The request: Please quote every one of the lines below word for word.

(Rows from a layout dataset)

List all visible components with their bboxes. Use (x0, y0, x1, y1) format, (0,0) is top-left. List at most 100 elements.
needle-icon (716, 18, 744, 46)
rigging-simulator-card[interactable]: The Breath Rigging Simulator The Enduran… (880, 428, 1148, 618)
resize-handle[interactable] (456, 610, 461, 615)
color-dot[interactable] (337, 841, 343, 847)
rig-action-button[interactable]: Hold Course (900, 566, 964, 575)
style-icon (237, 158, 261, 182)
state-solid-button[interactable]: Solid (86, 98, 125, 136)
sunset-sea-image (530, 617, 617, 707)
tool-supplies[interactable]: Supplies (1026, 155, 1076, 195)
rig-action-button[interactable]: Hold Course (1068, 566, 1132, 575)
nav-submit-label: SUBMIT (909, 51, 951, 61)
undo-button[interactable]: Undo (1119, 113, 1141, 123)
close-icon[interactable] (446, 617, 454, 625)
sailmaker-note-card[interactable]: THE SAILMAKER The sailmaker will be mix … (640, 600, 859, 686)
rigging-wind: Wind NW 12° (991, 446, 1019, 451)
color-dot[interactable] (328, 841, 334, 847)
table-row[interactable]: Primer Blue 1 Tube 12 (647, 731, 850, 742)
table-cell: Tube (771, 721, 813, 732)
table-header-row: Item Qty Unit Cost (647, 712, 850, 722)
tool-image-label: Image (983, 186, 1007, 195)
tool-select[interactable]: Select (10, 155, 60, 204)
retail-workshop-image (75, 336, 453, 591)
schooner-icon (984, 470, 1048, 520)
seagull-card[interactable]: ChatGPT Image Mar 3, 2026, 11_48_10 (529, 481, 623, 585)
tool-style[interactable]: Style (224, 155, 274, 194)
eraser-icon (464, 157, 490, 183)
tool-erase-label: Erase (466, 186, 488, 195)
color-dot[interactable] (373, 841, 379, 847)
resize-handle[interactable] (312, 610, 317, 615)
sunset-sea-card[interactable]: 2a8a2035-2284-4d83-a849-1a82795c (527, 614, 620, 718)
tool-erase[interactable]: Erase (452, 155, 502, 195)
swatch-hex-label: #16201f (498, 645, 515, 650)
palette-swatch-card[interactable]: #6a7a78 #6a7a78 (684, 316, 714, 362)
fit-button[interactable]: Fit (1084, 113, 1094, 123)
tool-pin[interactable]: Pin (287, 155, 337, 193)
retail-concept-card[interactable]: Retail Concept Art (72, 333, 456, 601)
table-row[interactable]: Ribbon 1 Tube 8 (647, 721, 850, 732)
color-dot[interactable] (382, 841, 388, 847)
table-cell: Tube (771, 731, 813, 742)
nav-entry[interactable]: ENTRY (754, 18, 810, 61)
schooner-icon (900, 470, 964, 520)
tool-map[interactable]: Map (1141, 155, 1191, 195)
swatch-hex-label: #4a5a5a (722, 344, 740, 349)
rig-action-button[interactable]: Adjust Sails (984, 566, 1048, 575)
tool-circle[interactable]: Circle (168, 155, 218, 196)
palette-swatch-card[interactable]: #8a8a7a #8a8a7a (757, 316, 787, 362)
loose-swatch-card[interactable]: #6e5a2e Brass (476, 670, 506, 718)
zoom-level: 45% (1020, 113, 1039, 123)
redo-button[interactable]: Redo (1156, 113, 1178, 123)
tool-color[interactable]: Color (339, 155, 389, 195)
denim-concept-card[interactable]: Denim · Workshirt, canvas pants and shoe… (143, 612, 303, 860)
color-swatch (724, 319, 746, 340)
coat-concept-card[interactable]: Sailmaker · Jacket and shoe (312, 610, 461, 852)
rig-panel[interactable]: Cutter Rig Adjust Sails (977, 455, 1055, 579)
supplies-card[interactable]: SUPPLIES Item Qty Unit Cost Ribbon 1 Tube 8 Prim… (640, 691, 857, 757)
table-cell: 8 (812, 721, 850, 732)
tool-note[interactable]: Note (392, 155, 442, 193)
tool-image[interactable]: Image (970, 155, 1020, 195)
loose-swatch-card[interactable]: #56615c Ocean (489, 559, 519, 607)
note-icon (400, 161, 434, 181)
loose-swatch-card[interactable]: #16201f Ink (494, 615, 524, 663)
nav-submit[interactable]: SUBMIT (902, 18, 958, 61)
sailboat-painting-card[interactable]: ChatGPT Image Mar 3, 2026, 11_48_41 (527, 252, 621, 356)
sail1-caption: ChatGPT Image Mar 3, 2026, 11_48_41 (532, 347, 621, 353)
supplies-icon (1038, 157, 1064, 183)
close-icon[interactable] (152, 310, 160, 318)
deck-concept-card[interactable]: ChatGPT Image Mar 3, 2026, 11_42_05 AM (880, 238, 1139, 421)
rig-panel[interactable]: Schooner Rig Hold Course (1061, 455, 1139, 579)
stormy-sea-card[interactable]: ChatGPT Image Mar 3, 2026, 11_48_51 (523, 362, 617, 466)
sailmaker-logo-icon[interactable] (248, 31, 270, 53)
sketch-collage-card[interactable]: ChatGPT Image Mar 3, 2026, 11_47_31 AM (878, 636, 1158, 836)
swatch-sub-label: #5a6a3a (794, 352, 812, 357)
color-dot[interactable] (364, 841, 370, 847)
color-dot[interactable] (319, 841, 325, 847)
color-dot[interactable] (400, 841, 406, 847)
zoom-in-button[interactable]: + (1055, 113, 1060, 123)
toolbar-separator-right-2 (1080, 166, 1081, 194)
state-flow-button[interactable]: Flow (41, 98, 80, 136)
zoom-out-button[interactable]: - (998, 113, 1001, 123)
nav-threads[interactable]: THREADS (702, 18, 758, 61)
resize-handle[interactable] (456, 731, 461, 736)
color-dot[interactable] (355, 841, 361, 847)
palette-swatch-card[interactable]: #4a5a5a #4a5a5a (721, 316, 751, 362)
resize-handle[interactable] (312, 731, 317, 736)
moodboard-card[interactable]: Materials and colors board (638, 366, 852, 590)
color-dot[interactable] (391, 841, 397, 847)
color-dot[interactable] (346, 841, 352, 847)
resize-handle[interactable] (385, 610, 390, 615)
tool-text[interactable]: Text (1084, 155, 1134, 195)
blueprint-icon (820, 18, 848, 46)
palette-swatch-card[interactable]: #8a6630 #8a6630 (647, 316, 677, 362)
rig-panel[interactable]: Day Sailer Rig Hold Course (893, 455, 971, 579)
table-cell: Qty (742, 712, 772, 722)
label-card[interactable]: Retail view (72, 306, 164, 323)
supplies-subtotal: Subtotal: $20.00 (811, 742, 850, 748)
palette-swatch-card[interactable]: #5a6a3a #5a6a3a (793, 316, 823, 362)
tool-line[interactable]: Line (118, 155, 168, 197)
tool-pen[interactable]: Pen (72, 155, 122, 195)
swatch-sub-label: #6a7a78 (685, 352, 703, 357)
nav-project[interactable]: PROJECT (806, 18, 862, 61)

Answer to the task:
List all visible components with their bboxes. Use (x0, y0, x1, y1) format, (0,0) is top-left. List at most 100 elements.
needle-icon (716, 18, 744, 46)
rigging-simulator-card[interactable]: The Breath Rigging Simulator The Enduran… (880, 428, 1148, 618)
resize-handle[interactable] (456, 610, 461, 615)
color-dot[interactable] (337, 841, 343, 847)
rig-action-button[interactable]: Hold Course (900, 566, 964, 575)
style-icon (237, 158, 261, 182)
state-solid-button[interactable]: Solid (86, 98, 125, 136)
sunset-sea-image (530, 617, 617, 707)
tool-supplies[interactable]: Supplies (1026, 155, 1076, 195)
rig-action-button[interactable]: Hold Course (1068, 566, 1132, 575)
nav-submit-label: SUBMIT (909, 51, 951, 61)
undo-button[interactable]: Undo (1119, 113, 1141, 123)
close-icon[interactable] (446, 617, 454, 625)
sailmaker-note-card[interactable]: THE SAILMAKER The sailmaker will be mix … (640, 600, 859, 686)
rigging-wind: Wind NW 12° (991, 446, 1019, 451)
color-dot[interactable] (328, 841, 334, 847)
table-row[interactable]: Primer Blue 1 Tube 12 (647, 731, 850, 742)
table-cell: Tube (771, 721, 813, 732)
table-header-row: Item Qty Unit Cost (647, 712, 850, 722)
tool-image-label: Image (983, 186, 1007, 195)
tool-select[interactable]: Select (10, 155, 60, 204)
retail-workshop-image (75, 336, 453, 591)
schooner-icon (984, 470, 1048, 520)
seagull-card[interactable]: ChatGPT Image Mar 3, 2026, 11_48_10 (529, 481, 623, 585)
tool-style[interactable]: Style (224, 155, 274, 194)
eraser-icon (464, 157, 490, 183)
tool-erase-label: Erase (466, 186, 488, 195)
color-dot[interactable] (373, 841, 379, 847)
resize-handle[interactable] (312, 610, 317, 615)
sunset-sea-card[interactable]: 2a8a2035-2284-4d83-a849-1a82795c (527, 614, 620, 718)
tool-erase[interactable]: Erase (452, 155, 502, 195)
swatch-hex-label: #16201f (498, 645, 515, 650)
palette-swatch-card[interactable]: #6a7a78 #6a7a78 (684, 316, 714, 362)
fit-button[interactable]: Fit (1084, 113, 1094, 123)
tool-pin[interactable]: Pin (287, 155, 337, 193)
retail-concept-card[interactable]: Retail Concept Art (72, 333, 456, 601)
table-row[interactable]: Ribbon 1 Tube 8 (647, 721, 850, 732)
color-dot[interactable] (382, 841, 388, 847)
table-cell: Tube (771, 731, 813, 742)
nav-entry[interactable]: ENTRY (754, 18, 810, 61)
schooner-icon (900, 470, 964, 520)
tool-map[interactable]: Map (1141, 155, 1191, 195)
swatch-hex-label: #4a5a5a (722, 344, 740, 349)
rig-action-button[interactable]: Adjust Sails (984, 566, 1048, 575)
tool-circle[interactable]: Circle (168, 155, 218, 196)
palette-swatch-card[interactable]: #8a8a7a #8a8a7a (757, 316, 787, 362)
loose-swatch-card[interactable]: #6e5a2e Brass (476, 670, 506, 718)
zoom-level: 45% (1020, 113, 1039, 123)
redo-button[interactable]: Redo (1156, 113, 1178, 123)
tool-color[interactable]: Color (339, 155, 389, 195)
denim-concept-card[interactable]: Denim · Workshirt, canvas pants and shoe… (143, 612, 303, 860)
color-swatch (724, 319, 746, 340)
coat-concept-card[interactable]: Sailmaker · Jacket and shoe (312, 610, 461, 852)
rig-panel[interactable]: Cutter Rig Adjust Sails (977, 455, 1055, 579)
supplies-card[interactable]: SUPPLIES Item Qty Unit Cost Ribbon 1 Tube 8 Prim… (640, 691, 857, 757)
table-cell: 8 (812, 721, 850, 732)
tool-note[interactable]: Note (392, 155, 442, 193)
tool-image[interactable]: Image (970, 155, 1020, 195)
loose-swatch-card[interactable]: #56615c Ocean (489, 559, 519, 607)
note-icon (400, 161, 434, 181)
loose-swatch-card[interactable]: #16201f Ink (494, 615, 524, 663)
nav-submit[interactable]: SUBMIT (902, 18, 958, 61)
sailboat-painting-card[interactable]: ChatGPT Image Mar 3, 2026, 11_48_41 (527, 252, 621, 356)
sail1-caption: ChatGPT Image Mar 3, 2026, 11_48_41 (532, 347, 621, 353)
supplies-icon (1038, 157, 1064, 183)
close-icon[interactable] (152, 310, 160, 318)
deck-concept-card[interactable]: ChatGPT Image Mar 3, 2026, 11_42_05 AM (880, 238, 1139, 421)
rig-panel[interactable]: Schooner Rig Hold Course (1061, 455, 1139, 579)
stormy-sea-card[interactable]: ChatGPT Image Mar 3, 2026, 11_48_51 (523, 362, 617, 466)
sailmaker-logo-icon[interactable] (248, 31, 270, 53)
sketch-collage-card[interactable]: ChatGPT Image Mar 3, 2026, 11_47_31 AM (878, 636, 1158, 836)
swatch-sub-label: #5a6a3a (794, 352, 812, 357)
color-dot[interactable] (364, 841, 370, 847)
color-dot[interactable] (319, 841, 325, 847)
color-dot[interactable] (400, 841, 406, 847)
zoom-in-button[interactable]: + (1055, 113, 1060, 123)
toolbar-separator-right-2 (1080, 166, 1081, 194)
state-flow-button[interactable]: Flow (41, 98, 80, 136)
zoom-out-button[interactable]: - (998, 113, 1001, 123)
nav-threads[interactable]: THREADS (702, 18, 758, 61)
resize-handle[interactable] (456, 731, 461, 736)
color-dot[interactable] (355, 841, 361, 847)
palette-swatch-card[interactable]: #4a5a5a #4a5a5a (721, 316, 751, 362)
resize-handle[interactable] (312, 731, 317, 736)
moodboard-card[interactable]: Materials and colors board (638, 366, 852, 590)
color-dot[interactable] (391, 841, 397, 847)
color-dot[interactable] (346, 841, 352, 847)
resize-handle[interactable] (385, 610, 390, 615)
tool-text[interactable]: Text (1084, 155, 1134, 195)
blueprint-icon (820, 18, 848, 46)
palette-swatch-card[interactable]: #8a6630 #8a6630 (647, 316, 677, 362)
rig-panel[interactable]: Day Sailer Rig Hold Course (893, 455, 971, 579)
table-cell: Qty (742, 712, 772, 722)
label-card[interactable]: Retail view (72, 306, 164, 323)
supplies-subtotal: Subtotal: $20.00 (811, 742, 850, 748)
palette-swatch-card[interactable]: #5a6a3a #5a6a3a (793, 316, 823, 362)
tool-line[interactable]: Line (118, 155, 168, 197)
tool-pen[interactable]: Pen (72, 155, 122, 195)
swatch-sub-label: #6a7a78 (685, 352, 703, 357)
nav-project[interactable]: PROJECT (806, 18, 862, 61)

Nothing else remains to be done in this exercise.